- _YOUR OBJECTIVE_
Hunt for the word "Output" across the entries below, copying each line that holds it.

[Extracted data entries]
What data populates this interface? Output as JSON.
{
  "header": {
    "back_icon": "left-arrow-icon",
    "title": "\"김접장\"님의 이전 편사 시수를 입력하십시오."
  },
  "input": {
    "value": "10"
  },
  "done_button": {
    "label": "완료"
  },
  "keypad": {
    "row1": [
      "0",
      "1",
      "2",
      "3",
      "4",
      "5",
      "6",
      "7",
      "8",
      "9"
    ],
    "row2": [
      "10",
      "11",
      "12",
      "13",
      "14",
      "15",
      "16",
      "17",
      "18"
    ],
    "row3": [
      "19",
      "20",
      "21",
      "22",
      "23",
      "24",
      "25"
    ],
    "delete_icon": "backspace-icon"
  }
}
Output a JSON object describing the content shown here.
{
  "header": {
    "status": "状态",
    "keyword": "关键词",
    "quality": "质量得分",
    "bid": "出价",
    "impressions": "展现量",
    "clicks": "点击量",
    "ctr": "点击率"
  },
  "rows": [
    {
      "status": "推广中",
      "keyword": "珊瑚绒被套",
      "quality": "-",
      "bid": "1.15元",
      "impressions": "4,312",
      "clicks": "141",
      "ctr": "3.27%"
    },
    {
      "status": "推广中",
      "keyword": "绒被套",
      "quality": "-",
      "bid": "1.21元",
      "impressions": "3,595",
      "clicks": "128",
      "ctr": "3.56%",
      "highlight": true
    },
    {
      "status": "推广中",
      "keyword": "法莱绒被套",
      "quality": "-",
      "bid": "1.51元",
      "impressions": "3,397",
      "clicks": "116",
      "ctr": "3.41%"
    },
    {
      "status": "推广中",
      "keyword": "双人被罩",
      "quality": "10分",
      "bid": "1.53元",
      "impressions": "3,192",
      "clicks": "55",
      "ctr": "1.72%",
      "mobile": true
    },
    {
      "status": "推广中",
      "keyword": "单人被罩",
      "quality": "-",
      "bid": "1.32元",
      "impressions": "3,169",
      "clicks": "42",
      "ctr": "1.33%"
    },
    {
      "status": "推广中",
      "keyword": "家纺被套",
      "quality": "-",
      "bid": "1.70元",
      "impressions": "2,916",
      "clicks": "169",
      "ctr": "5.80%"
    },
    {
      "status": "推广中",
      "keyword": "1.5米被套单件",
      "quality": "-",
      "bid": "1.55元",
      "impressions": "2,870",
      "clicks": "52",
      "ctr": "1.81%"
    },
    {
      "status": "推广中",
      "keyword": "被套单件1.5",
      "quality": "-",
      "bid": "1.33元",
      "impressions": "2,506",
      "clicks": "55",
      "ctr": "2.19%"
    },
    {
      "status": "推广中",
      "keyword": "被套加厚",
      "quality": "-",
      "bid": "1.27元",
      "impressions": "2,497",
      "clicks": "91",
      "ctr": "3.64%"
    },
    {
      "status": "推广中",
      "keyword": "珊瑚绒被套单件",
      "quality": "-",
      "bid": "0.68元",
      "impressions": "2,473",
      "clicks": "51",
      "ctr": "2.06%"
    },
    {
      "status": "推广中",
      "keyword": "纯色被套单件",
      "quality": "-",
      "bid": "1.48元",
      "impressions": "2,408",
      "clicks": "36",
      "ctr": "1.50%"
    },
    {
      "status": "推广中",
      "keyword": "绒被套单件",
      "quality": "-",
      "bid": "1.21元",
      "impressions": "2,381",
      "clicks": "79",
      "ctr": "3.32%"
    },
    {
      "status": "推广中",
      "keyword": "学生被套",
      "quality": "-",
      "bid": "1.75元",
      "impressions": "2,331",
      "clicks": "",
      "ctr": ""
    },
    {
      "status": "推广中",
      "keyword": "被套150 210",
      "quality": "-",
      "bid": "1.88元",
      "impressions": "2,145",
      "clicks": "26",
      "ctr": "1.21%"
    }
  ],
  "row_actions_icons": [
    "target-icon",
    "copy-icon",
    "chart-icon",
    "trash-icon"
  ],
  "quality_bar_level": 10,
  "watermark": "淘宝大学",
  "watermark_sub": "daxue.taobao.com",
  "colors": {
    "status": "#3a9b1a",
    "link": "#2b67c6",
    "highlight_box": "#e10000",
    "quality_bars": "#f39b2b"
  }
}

- _SOLUTION TO THIS EXERCISE_
What data populates this interface? Output as JSON.
Output a JSON object describing the content shown here.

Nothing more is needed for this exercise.